### Information given

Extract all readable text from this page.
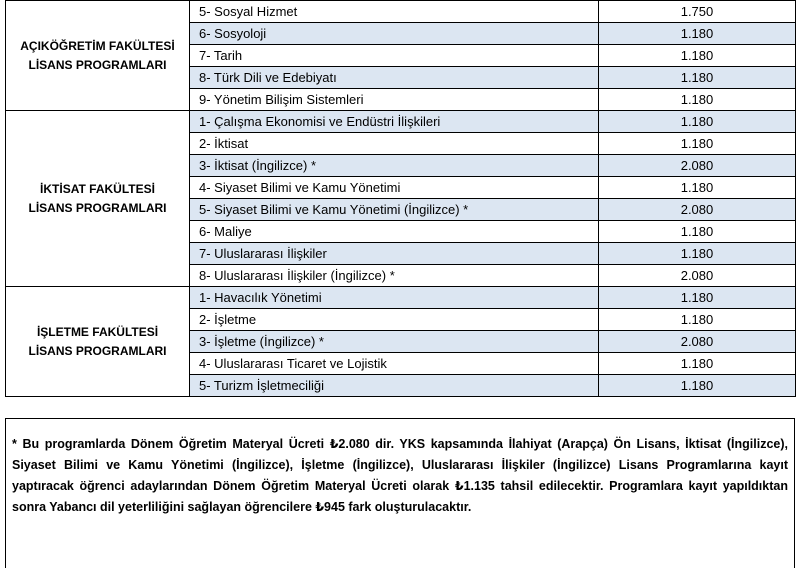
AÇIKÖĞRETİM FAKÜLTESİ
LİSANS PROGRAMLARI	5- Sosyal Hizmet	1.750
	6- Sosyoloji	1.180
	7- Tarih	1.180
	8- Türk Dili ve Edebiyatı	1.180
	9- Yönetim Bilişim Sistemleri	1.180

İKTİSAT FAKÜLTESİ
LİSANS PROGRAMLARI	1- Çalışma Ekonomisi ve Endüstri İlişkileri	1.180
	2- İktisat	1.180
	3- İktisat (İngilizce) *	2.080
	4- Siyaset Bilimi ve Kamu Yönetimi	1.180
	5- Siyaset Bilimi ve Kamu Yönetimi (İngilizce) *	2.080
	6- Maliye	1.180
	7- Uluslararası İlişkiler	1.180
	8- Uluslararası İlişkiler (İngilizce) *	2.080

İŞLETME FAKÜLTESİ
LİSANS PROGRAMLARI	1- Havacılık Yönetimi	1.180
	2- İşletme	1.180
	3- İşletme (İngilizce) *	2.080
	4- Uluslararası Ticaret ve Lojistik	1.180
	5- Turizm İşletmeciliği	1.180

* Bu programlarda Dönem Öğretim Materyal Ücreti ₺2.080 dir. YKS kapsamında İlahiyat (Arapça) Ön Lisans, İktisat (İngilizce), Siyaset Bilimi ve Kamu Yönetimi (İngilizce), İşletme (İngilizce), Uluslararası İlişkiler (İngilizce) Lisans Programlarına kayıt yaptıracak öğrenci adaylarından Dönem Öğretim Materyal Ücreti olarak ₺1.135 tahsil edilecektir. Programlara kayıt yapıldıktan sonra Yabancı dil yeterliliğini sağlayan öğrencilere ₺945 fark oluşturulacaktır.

######

Written exercise: Reproduce the whole listing word for word, setting aside any pictures.

Response:
Extract all readable text from this page.
AÇIKÖĞRETİM FAKÜLTESİ
LİSANS PROGRAMLARI	5- Sosyal Hizmet	1.750
	6- Sosyoloji	1.180
	7- Tarih	1.180
	8- Türk Dili ve Edebiyatı	1.180
	9- Yönetim Bilişim Sistemleri	1.180

İKTİSAT FAKÜLTESİ
LİSANS PROGRAMLARI	1- Çalışma Ekonomisi ve Endüstri İlişkileri	1.180
	2- İktisat	1.180
	3- İktisat (İngilizce) *	2.080
	4- Siyaset Bilimi ve Kamu Yönetimi	1.180
	5- Siyaset Bilimi ve Kamu Yönetimi (İngilizce) *	2.080
	6- Maliye	1.180
	7- Uluslararası İlişkiler	1.180
	8- Uluslararası İlişkiler (İngilizce) *	2.080

İŞLETME FAKÜLTESİ
LİSANS PROGRAMLARI	1- Havacılık Yönetimi	1.180
	2- İşletme	1.180
	3- İşletme (İngilizce) *	2.080
	4- Uluslararası Ticaret ve Lojistik	1.180
	5- Turizm İşletmeciliği	1.180

* Bu programlarda Dönem Öğretim Materyal Ücreti ₺2.080 dir. YKS kapsamında İlahiyat (Arapça) Ön Lisans, İktisat (İngilizce), Siyaset Bilimi ve Kamu Yönetimi (İngilizce), İşletme (İngilizce), Uluslararası İlişkiler (İngilizce) Lisans Programlarına kayıt yaptıracak öğrenci adaylarından Dönem Öğretim Materyal Ücreti olarak ₺1.135 tahsil edilecektir. Programlara kayıt yapıldıktan sonra Yabancı dil yeterliliğini sağlayan öğrencilere ₺945 fark oluşturulacaktır.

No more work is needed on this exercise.